(Saved entries)
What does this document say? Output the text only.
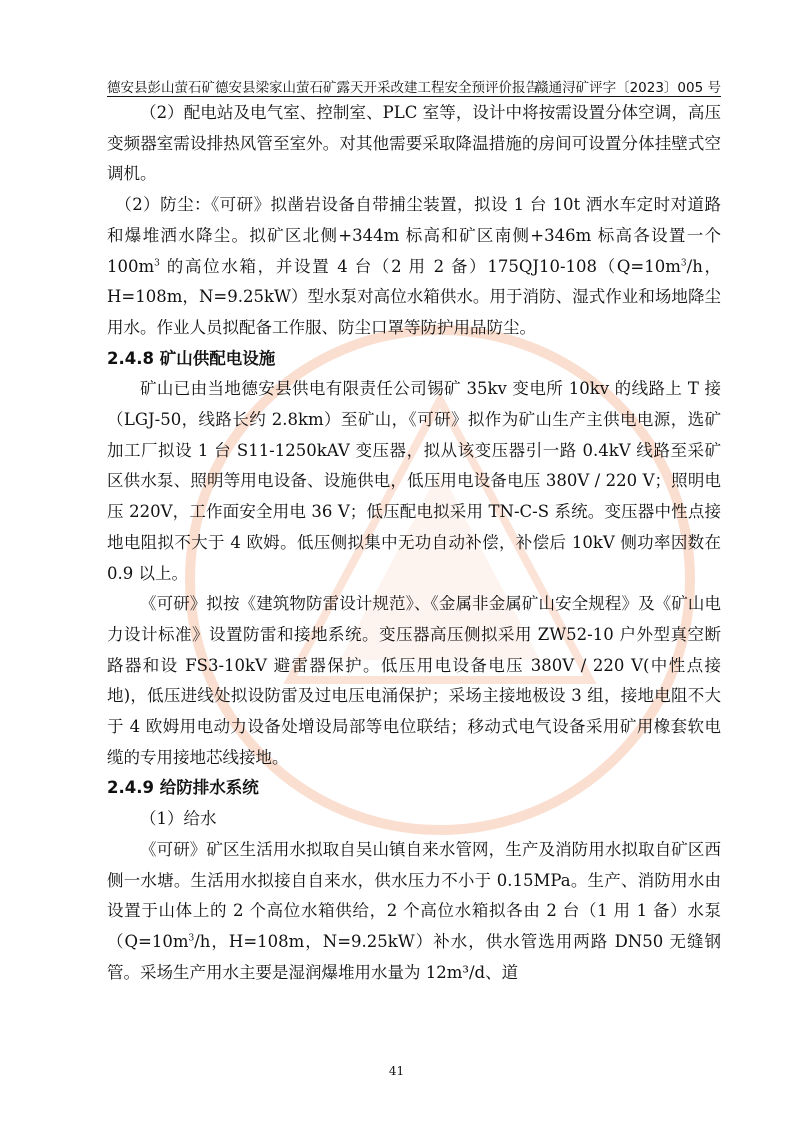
德安县彭山萤石矿德安县梁家山萤石矿露天开采改建工程安全预评价报告
赣通浔矿评字〔2023〕005 号

（2）配电站及电气室、控制室、PLC 室等，设计中将按需设置分体空调，高压变频器室需设排热风管至室外。对其他需要采取降温措施的房间可设置分体挂壁式空调机。

（2）防尘：《可研》拟凿岩设备自带捕尘装置，拟设 1 台 10t 洒水车定时对道路和爆堆洒水降尘。拟矿区北侧+344m 标高和矿区南侧+346m 标高各设置一个 $100m^3$ 的高位水箱，并设置 4 台（2 用 2 备）$175QJ10-108(Q=10m^3/h$，H=108m，N=9.25kW）型水泵对高位水箱供水。用于消防、湿式作业和场地降尘用水。作业人员拟配备工作服、防尘口罩等防护用品防尘。

2.4.8 矿山供配电设施

矿山已由当地德安县供电有限责任公司锡矿 35kv 变电所 10kv 的线路上 T 接（LGJ-50，线路长约 2.8km）至矿山，《可研》拟作为矿山生产主供电电源，选矿加工厂拟设 1 台 S11-1250kAV 变压器，拟从该变压器引一路 0.4kV 线路至采矿区供水泵、照明等用电设备、设施供电，低压用电设备电压 380V / 220 V；照明电压 220V，工作面安全用电 36 V；低压配电拟采用 TN-C-S 系统。变压器中性点接地电阻拟不大于 4 欧姆。低压侧拟集中无功自动补偿，补偿后 10kV 侧功率因数在 0.9 以上。

《可研》拟按《建筑物防雷设计规范》、《金属非金属矿山安全规程》及《矿山电力设计标准》设置防雷和接地系统。变压器高压侧拟采用 ZW52-10 户外型真空断路器和设 FS3-10kV 避雷器保护。低压用电设备电压 380V / 220 V(中性点接地)，低压进线处拟设防雷及过电压电涌保护；采场主接地极设 3 组，接地电阻不大于 4 欧姆用电动力设备处增设局部等电位联结；移动式电气设备采用矿用橡套软电缆的专用接地芯线接地。

2.4.9 给防排水系统

（1）给水

《可研》矿区生活用水拟取自吴山镇自来水管网，生产及消防用水拟取自矿区西侧一水塘。生活用水拟接自自来水，供水压力不小于 0.15MPa。生产、消防用水由设置于山体上的 2 个高位水箱供给，2 个高位水箱拟各由 2 台（1 用 1 备）水泵（$Q=10m^3/h$，H=108m，N=9.25kW）补水，供水管选用两路 DN50 无缝钢管。采场生产用水主要是湿润爆堆用水量为 12m³/d、道

41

**AIM OF THE TASK**: Transcribe each entry above exactly, apart from the pictures.

**TASK SOLUTION**:
What does this document say? Output the text only.
德安县彭山萤石矿德安县梁家山萤石矿露天开采改建工程安全预评价报告
赣通浔矿评字〔2023〕005 号

（2）配电站及电气室、控制室、PLC 室等，设计中将按需设置分体空调，高压变频器室需设排热风管至室外。对其他需要采取降温措施的房间可设置分体挂壁式空调机。

（2）防尘：《可研》拟凿岩设备自带捕尘装置，拟设 1 台 10t 洒水车定时对道路和爆堆洒水降尘。拟矿区北侧+344m 标高和矿区南侧+346m 标高各设置一个 $100m^3$ 的高位水箱，并设置 4 台（2 用 2 备）$175QJ10-108(Q=10m^3/h$，H=108m，N=9.25kW）型水泵对高位水箱供水。用于消防、湿式作业和场地降尘用水。作业人员拟配备工作服、防尘口罩等防护用品防尘。

2.4.8 矿山供配电设施

矿山已由当地德安县供电有限责任公司锡矿 35kv 变电所 10kv 的线路上 T 接（LGJ-50，线路长约 2.8km）至矿山，《可研》拟作为矿山生产主供电电源，选矿加工厂拟设 1 台 S11-1250kAV 变压器，拟从该变压器引一路 0.4kV 线路至采矿区供水泵、照明等用电设备、设施供电，低压用电设备电压 380V / 220 V；照明电压 220V，工作面安全用电 36 V；低压配电拟采用 TN-C-S 系统。变压器中性点接地电阻拟不大于 4 欧姆。低压侧拟集中无功自动补偿，补偿后 10kV 侧功率因数在 0.9 以上。

《可研》拟按《建筑物防雷设计规范》、《金属非金属矿山安全规程》及《矿山电力设计标准》设置防雷和接地系统。变压器高压侧拟采用 ZW52-10 户外型真空断路器和设 FS3-10kV 避雷器保护。低压用电设备电压 380V / 220 V(中性点接地)，低压进线处拟设防雷及过电压电涌保护；采场主接地极设 3 组，接地电阻不大于 4 欧姆用电动力设备处增设局部等电位联结；移动式电气设备采用矿用橡套软电缆的专用接地芯线接地。

2.4.9 给防排水系统

（1）给水

《可研》矿区生活用水拟取自吴山镇自来水管网，生产及消防用水拟取自矿区西侧一水塘。生活用水拟接自自来水，供水压力不小于 0.15MPa。生产、消防用水由设置于山体上的 2 个高位水箱供给，2 个高位水箱拟各由 2 台（1 用 1 备）水泵（$Q=10m^3/h$，H=108m，N=9.25kW）补水，供水管选用两路 DN50 无缝钢管。采场生产用水主要是湿润爆堆用水量为 12m³/d、道

41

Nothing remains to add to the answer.